* _EXERCISE AIM_: Pick every line with "Vara" from the material below.

* _MATERIAL TO PROCESS_:
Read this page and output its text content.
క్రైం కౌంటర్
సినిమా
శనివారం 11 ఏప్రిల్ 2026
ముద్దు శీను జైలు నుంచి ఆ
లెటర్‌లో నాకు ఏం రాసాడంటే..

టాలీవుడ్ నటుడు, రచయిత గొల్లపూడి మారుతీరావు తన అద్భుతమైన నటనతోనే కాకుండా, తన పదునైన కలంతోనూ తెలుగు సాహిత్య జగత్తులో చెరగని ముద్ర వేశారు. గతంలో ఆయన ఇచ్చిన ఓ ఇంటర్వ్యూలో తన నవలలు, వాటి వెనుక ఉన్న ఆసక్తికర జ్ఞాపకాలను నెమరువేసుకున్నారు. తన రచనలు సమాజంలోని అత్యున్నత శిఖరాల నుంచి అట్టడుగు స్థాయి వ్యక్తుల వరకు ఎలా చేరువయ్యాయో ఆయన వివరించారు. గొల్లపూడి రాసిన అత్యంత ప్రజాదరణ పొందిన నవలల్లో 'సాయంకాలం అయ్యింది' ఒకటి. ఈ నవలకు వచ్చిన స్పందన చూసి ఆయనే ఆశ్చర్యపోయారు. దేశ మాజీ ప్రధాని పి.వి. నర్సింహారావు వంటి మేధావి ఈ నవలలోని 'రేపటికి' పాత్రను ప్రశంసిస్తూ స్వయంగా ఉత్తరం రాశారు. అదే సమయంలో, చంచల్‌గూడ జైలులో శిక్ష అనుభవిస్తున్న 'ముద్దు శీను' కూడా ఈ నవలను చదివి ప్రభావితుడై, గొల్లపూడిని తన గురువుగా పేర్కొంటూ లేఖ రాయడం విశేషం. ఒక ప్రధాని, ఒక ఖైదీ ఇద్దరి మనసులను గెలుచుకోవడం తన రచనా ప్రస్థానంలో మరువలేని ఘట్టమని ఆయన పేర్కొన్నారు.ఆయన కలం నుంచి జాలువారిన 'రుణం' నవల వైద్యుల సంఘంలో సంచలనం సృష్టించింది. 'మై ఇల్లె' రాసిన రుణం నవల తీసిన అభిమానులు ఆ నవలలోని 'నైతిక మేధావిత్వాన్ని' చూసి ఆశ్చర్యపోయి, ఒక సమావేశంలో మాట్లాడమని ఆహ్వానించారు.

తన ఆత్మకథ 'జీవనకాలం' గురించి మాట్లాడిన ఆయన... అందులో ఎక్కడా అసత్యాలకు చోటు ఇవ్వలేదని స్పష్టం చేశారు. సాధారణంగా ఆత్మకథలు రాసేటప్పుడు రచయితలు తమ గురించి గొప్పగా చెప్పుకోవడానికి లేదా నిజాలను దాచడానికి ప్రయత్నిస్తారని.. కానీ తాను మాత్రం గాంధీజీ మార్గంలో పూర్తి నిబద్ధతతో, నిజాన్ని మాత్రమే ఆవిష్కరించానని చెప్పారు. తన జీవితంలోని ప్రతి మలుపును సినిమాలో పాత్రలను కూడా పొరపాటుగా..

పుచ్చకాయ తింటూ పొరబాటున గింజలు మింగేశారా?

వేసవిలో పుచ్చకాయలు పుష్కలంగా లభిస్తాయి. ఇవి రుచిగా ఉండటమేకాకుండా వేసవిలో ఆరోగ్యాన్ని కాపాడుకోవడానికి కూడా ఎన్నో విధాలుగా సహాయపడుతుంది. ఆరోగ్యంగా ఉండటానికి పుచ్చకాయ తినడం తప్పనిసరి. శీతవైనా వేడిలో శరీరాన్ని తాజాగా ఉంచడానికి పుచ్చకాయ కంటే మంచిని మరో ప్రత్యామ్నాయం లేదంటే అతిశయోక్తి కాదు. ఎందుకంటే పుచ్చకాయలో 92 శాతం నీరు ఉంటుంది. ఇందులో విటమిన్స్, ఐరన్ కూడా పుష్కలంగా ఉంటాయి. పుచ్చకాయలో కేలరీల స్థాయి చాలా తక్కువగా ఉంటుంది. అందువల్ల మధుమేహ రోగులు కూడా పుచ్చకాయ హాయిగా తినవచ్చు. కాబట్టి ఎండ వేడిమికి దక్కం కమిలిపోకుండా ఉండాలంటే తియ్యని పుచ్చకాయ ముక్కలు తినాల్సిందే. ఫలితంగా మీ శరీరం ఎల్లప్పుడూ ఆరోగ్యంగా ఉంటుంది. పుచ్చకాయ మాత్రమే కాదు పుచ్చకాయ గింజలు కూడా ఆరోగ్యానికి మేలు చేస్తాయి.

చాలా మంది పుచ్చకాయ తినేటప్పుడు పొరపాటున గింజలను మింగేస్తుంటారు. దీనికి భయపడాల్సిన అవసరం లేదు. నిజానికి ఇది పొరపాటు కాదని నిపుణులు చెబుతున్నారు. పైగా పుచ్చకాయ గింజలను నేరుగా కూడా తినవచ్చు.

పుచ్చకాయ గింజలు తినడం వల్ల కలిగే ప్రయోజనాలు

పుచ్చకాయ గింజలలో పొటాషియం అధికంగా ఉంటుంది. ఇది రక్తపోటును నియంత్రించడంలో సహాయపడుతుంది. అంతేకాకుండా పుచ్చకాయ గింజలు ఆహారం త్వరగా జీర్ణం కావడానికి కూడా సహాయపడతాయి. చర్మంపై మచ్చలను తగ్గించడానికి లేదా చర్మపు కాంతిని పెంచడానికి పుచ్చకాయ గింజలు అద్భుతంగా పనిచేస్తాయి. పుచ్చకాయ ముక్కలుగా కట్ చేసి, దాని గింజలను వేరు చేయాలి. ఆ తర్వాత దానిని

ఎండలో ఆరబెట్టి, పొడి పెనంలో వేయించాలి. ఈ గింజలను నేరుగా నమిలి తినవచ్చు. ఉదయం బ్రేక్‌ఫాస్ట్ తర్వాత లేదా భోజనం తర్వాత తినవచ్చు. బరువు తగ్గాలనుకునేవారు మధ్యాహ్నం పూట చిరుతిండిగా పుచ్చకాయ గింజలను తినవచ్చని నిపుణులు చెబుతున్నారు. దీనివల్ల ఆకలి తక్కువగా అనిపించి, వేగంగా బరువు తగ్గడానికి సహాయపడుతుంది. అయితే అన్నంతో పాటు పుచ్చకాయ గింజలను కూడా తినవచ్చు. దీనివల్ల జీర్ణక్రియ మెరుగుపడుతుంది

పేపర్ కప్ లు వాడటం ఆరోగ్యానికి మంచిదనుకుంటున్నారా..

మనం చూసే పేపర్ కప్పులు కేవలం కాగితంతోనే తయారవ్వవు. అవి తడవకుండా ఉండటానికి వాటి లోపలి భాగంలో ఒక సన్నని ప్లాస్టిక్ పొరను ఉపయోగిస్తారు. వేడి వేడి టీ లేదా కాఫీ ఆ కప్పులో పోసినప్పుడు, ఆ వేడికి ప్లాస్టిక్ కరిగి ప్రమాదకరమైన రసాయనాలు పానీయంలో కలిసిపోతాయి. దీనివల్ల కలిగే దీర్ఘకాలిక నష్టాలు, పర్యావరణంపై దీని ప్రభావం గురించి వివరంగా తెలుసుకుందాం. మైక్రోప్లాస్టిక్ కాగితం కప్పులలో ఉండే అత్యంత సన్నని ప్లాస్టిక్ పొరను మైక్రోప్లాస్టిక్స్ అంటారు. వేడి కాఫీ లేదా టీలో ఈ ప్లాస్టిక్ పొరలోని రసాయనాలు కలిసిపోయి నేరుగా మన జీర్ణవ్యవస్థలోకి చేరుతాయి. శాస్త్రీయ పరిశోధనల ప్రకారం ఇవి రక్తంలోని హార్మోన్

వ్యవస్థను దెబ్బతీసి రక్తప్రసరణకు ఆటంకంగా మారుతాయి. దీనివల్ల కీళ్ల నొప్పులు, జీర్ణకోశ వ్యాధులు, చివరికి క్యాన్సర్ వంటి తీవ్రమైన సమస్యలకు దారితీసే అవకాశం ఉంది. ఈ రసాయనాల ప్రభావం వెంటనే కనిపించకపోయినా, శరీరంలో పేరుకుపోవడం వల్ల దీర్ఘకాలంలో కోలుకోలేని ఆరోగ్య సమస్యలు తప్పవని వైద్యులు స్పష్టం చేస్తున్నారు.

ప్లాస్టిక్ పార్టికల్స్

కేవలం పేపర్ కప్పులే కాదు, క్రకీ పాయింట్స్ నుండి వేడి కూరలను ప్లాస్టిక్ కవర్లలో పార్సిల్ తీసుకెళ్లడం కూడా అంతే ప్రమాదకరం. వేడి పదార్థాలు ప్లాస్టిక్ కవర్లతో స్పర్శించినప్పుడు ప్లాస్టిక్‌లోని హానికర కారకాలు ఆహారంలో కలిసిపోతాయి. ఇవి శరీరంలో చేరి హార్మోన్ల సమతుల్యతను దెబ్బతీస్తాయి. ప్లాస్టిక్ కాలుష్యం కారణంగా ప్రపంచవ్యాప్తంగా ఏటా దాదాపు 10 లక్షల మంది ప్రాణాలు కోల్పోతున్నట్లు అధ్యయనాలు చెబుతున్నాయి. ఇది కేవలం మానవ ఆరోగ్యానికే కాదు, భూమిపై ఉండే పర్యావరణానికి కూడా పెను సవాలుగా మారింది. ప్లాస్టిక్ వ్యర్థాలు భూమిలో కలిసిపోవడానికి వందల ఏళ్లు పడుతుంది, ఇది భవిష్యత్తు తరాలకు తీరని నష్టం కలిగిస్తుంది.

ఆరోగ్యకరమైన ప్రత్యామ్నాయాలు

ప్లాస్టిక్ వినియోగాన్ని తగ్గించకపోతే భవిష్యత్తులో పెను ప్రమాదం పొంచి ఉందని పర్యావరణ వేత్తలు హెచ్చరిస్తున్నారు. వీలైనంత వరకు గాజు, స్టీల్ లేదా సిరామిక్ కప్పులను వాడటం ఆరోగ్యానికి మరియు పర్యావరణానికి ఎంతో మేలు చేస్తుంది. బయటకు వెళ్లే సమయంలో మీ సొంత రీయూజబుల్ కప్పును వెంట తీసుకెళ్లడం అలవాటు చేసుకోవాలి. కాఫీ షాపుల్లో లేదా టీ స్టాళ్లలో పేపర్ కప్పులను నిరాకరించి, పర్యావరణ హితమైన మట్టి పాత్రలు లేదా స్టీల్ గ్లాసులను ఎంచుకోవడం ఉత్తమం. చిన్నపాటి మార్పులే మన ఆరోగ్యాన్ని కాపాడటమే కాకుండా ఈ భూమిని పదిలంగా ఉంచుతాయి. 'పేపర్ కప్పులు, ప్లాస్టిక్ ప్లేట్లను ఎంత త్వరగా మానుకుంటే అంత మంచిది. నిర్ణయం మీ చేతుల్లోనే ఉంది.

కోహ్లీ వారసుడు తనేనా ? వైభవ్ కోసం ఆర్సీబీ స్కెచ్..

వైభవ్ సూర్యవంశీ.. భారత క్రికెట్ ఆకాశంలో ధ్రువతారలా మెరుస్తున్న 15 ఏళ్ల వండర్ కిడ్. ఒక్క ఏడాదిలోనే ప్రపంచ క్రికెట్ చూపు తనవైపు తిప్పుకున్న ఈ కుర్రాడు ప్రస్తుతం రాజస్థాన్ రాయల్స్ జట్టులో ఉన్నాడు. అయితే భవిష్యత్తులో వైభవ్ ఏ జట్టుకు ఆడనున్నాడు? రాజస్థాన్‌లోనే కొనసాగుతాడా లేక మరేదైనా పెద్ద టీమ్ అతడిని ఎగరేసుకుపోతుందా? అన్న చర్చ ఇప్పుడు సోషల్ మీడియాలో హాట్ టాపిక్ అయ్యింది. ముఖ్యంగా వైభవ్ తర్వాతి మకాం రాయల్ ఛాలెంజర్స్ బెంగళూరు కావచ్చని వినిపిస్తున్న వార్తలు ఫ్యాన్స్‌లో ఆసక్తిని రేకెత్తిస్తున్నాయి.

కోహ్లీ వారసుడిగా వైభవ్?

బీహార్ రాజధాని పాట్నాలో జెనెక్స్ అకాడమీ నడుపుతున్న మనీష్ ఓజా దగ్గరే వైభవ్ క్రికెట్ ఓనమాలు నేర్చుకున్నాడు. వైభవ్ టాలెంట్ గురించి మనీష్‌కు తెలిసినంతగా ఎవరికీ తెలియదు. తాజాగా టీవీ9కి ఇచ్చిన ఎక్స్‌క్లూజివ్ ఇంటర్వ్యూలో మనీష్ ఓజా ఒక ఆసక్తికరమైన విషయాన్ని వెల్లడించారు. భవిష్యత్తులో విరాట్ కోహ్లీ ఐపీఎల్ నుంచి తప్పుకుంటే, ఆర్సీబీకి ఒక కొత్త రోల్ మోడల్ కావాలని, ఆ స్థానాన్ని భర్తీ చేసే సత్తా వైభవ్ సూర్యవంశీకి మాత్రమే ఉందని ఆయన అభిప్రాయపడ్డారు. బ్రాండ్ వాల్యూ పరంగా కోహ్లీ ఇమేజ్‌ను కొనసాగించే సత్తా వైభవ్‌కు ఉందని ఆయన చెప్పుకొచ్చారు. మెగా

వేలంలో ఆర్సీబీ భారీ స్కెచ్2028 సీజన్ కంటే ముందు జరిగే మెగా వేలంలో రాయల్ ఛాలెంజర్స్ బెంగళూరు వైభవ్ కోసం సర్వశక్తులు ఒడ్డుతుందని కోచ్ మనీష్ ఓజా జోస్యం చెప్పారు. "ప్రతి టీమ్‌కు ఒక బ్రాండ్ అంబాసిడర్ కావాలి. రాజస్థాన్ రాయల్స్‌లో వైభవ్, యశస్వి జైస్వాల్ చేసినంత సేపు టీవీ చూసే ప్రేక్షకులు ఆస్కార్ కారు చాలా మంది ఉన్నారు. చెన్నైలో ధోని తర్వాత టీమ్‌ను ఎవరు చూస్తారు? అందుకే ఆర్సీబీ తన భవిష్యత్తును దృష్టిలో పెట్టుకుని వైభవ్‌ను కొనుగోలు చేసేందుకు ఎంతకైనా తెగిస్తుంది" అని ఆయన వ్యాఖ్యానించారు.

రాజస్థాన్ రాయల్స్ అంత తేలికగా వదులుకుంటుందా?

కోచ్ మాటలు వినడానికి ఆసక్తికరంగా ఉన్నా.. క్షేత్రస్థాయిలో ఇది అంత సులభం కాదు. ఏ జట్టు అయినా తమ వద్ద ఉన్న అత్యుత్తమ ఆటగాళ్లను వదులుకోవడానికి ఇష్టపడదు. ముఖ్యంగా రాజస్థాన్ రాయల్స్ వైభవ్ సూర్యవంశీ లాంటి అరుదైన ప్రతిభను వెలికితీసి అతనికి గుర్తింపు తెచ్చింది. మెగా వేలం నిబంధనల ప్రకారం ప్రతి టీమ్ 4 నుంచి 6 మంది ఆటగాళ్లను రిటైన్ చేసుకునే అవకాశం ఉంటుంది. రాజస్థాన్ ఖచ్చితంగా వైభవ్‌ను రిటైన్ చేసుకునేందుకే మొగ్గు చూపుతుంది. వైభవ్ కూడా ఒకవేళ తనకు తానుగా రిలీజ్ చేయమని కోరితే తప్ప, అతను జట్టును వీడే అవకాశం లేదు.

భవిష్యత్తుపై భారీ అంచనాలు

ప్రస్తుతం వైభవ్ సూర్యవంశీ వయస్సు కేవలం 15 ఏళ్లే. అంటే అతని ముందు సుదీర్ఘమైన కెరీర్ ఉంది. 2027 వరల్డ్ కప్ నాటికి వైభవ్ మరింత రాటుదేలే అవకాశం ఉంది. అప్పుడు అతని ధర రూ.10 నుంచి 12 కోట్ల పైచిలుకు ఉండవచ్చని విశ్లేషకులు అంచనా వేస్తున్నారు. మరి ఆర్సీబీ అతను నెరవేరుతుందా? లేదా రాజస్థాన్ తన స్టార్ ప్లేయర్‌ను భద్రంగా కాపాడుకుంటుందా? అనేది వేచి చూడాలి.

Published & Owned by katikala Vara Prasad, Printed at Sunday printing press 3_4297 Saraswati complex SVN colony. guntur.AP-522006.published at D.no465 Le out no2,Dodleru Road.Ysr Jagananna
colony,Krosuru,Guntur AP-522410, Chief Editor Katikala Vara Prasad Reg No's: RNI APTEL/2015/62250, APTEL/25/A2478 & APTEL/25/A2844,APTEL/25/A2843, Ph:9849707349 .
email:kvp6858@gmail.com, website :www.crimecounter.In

* _TASK RESULT_:
Published & Owned by katikala Vara Prasad, Printed at Sunday printing press 3_4297 Saraswati complex SVN colony. guntur.AP-522006.published at D.no465 Le out no2,Dodleru Road.Ysr Jagananna
colony,Krosuru,Guntur AP-522410, Chief Editor Katikala Vara Prasad Reg No's: RNI APTEL/2015/62250, APTEL/25/A2478 & APTEL/25/A2844,APTEL/25/A2843, Ph:9849707349 .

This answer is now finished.